Prompt - Go through the records and copy each line where the word "дипломы" occurs.

Lines of data -
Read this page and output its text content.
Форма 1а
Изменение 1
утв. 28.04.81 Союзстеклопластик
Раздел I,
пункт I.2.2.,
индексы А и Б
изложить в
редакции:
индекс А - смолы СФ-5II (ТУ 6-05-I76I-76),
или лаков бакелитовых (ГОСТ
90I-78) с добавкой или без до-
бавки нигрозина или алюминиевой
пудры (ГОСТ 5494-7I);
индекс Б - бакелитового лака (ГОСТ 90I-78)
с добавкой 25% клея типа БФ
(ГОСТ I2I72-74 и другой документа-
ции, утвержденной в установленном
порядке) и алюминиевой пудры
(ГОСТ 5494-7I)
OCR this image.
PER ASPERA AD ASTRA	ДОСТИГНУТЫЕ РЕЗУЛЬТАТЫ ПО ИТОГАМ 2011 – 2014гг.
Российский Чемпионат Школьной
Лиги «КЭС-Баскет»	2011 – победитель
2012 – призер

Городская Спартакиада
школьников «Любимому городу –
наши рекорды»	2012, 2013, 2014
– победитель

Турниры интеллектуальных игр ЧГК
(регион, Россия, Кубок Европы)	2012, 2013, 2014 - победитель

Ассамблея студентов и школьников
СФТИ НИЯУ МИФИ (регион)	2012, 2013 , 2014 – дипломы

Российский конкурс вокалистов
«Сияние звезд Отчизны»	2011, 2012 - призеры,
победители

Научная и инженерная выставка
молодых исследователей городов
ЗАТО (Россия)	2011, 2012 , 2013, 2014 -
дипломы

Exercise response -
СФТИ НИЯУ МИФИ (регион)	2012, 2013 , 2014 – дипломы
дипломы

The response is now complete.